Source material>

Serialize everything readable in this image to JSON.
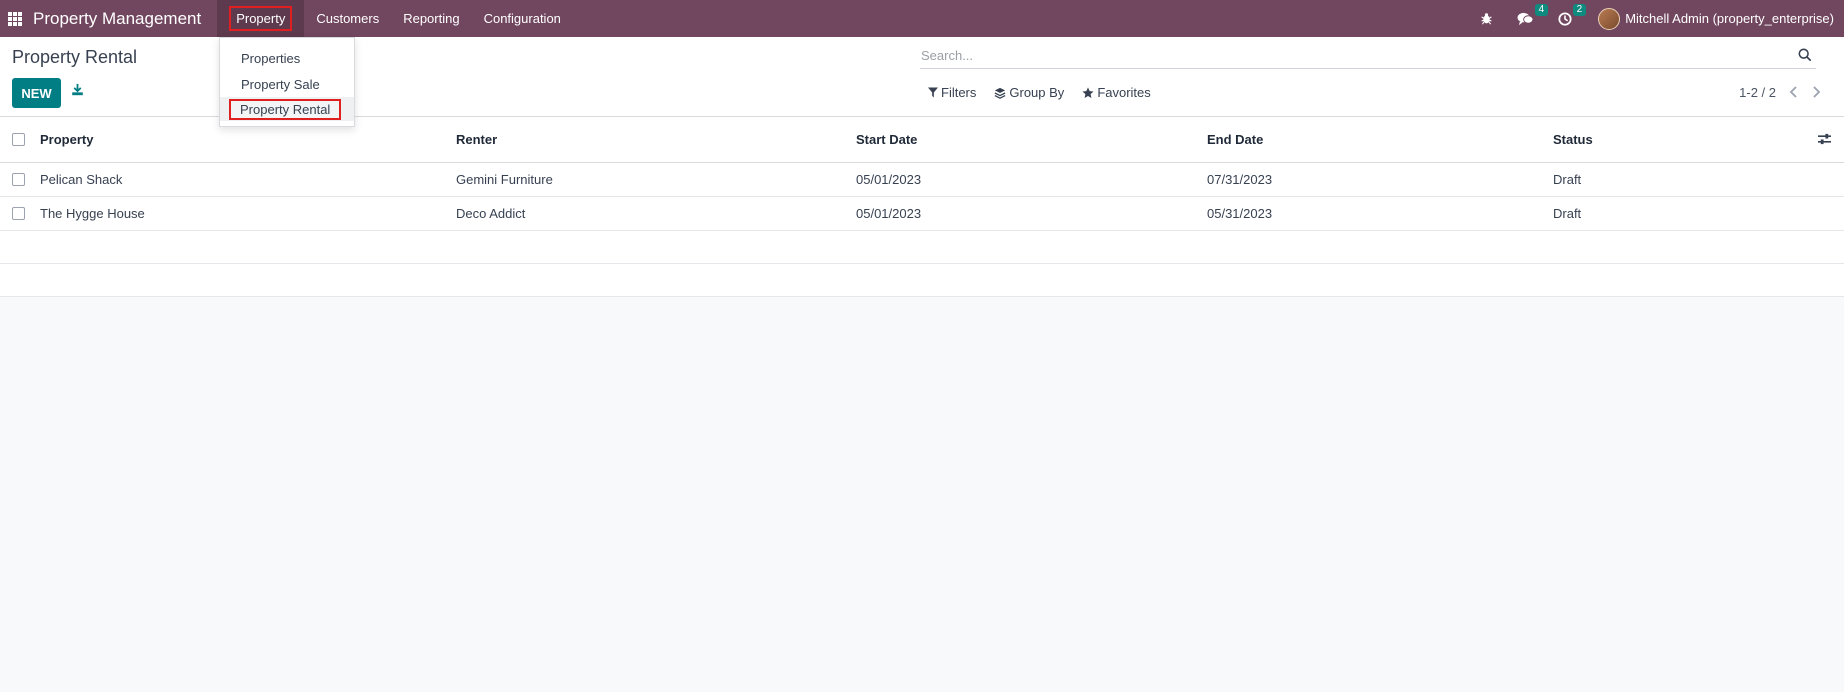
{
  "navbar": {
    "brand": "Property Management",
    "menu": [
      {
        "label": "Property"
      },
      {
        "label": "Customers"
      },
      {
        "label": "Reporting"
      },
      {
        "label": "Configuration"
      }
    ],
    "messages_count": "4",
    "activities_count": "2",
    "user": "Mitchell Admin (property_enterprise)"
  },
  "dropdown": {
    "items": [
      {
        "label": "Properties"
      },
      {
        "label": "Property Sale"
      },
      {
        "label": "Property Rental"
      }
    ]
  },
  "control": {
    "title": "Property Rental",
    "new_label": "NEW",
    "search_placeholder": "Search...",
    "filters_label": "Filters",
    "groupby_label": "Group By",
    "favorites_label": "Favorites",
    "pager": "1-2 / 2"
  },
  "table": {
    "headers": {
      "property": "Property",
      "renter": "Renter",
      "start": "Start Date",
      "end": "End Date",
      "status": "Status"
    },
    "rows": [
      {
        "property": "Pelican Shack",
        "renter": "Gemini Furniture",
        "start": "05/01/2023",
        "end": "07/31/2023",
        "status": "Draft"
      },
      {
        "property": "The Hygge House",
        "renter": "Deco Addict",
        "start": "05/01/2023",
        "end": "05/31/2023",
        "status": "Draft"
      }
    ]
  },
  "colors": {
    "navbar": "#71465f",
    "primary": "#017e84",
    "badge": "#0f8a7e",
    "highlight": "#e02020"
  }
}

Goal> Reproduce the listing word for word and omit its pictures.

Final result>
Serialize everything readable in this image to JSON.
{
  "navbar": {
    "brand": "Property Management",
    "menu": [
      {
        "label": "Property"
      },
      {
        "label": "Customers"
      },
      {
        "label": "Reporting"
      },
      {
        "label": "Configuration"
      }
    ],
    "messages_count": "4",
    "activities_count": "2",
    "user": "Mitchell Admin (property_enterprise)"
  },
  "dropdown": {
    "items": [
      {
        "label": "Properties"
      },
      {
        "label": "Property Sale"
      },
      {
        "label": "Property Rental"
      }
    ]
  },
  "control": {
    "title": "Property Rental",
    "new_label": "NEW",
    "search_placeholder": "Search...",
    "filters_label": "Filters",
    "groupby_label": "Group By",
    "favorites_label": "Favorites",
    "pager": "1-2 / 2"
  },
  "table": {
    "headers": {
      "property": "Property",
      "renter": "Renter",
      "start": "Start Date",
      "end": "End Date",
      "status": "Status"
    },
    "rows": [
      {
        "property": "Pelican Shack",
        "renter": "Gemini Furniture",
        "start": "05/01/2023",
        "end": "07/31/2023",
        "status": "Draft"
      },
      {
        "property": "The Hygge House",
        "renter": "Deco Addict",
        "start": "05/01/2023",
        "end": "05/31/2023",
        "status": "Draft"
      }
    ]
  },
  "colors": {
    "navbar": "#71465f",
    "primary": "#017e84",
    "badge": "#0f8a7e",
    "highlight": "#e02020"
  }
}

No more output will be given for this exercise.